**EXERCISE MATERIALS:**
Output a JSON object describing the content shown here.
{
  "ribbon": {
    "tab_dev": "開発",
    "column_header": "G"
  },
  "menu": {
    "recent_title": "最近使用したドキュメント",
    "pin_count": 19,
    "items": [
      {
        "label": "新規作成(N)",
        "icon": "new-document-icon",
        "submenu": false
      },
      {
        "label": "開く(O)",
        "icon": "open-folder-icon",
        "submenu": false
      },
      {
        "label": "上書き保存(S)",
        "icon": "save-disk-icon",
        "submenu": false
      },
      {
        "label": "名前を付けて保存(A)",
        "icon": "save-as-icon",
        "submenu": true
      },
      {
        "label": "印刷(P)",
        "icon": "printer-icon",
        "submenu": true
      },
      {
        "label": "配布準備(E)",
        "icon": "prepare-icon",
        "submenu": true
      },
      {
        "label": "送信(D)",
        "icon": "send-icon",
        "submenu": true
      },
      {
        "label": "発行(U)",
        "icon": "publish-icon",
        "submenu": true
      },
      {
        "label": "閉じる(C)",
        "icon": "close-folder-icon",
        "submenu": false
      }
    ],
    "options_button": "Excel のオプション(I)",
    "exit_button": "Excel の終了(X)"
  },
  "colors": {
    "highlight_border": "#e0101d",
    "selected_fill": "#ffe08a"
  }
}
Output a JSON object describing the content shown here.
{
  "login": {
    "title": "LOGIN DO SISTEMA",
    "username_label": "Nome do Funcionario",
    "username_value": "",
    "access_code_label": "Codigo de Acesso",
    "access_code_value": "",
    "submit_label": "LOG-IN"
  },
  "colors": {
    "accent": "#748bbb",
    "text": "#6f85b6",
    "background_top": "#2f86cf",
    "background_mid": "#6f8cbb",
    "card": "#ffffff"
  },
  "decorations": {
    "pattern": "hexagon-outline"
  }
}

**INSTRUCTION:**
Please restate the whole listing word for word.

**OUTPUT:**
Output a JSON object describing the content shown here.
{
  "ribbon": {
    "tab_dev": "開発",
    "column_header": "G"
  },
  "menu": {
    "recent_title": "最近使用したドキュメント",
    "pin_count": 19,
    "items": [
      {
        "label": "新規作成(N)",
        "icon": "new-document-icon",
        "submenu": false
      },
      {
        "label": "開く(O)",
        "icon": "open-folder-icon",
        "submenu": false
      },
      {
        "label": "上書き保存(S)",
        "icon": "save-disk-icon",
        "submenu": false
      },
      {
        "label": "名前を付けて保存(A)",
        "icon": "save-as-icon",
        "submenu": true
      },
      {
        "label": "印刷(P)",
        "icon": "printer-icon",
        "submenu": true
      },
      {
        "label": "配布準備(E)",
        "icon": "prepare-icon",
        "submenu": true
      },
      {
        "label": "送信(D)",
        "icon": "send-icon",
        "submenu": true
      },
      {
        "label": "発行(U)",
        "icon": "publish-icon",
        "submenu": true
      },
      {
        "label": "閉じる(C)",
        "icon": "close-folder-icon",
        "submenu": false
      }
    ],
    "options_button": "Excel のオプション(I)",
    "exit_button": "Excel の終了(X)"
  },
  "colors": {
    "highlight_border": "#e0101d",
    "selected_fill": "#ffe08a"
  }
}
Output a JSON object describing the content shown here.
{
  "login": {
    "title": "LOGIN DO SISTEMA",
    "username_label": "Nome do Funcionario",
    "username_value": "",
    "access_code_label": "Codigo de Acesso",
    "access_code_value": "",
    "submit_label": "LOG-IN"
  },
  "colors": {
    "accent": "#748bbb",
    "text": "#6f85b6",
    "background_top": "#2f86cf",
    "background_mid": "#6f8cbb",
    "card": "#ffffff"
  },
  "decorations": {
    "pattern": "hexagon-outline"
  }
}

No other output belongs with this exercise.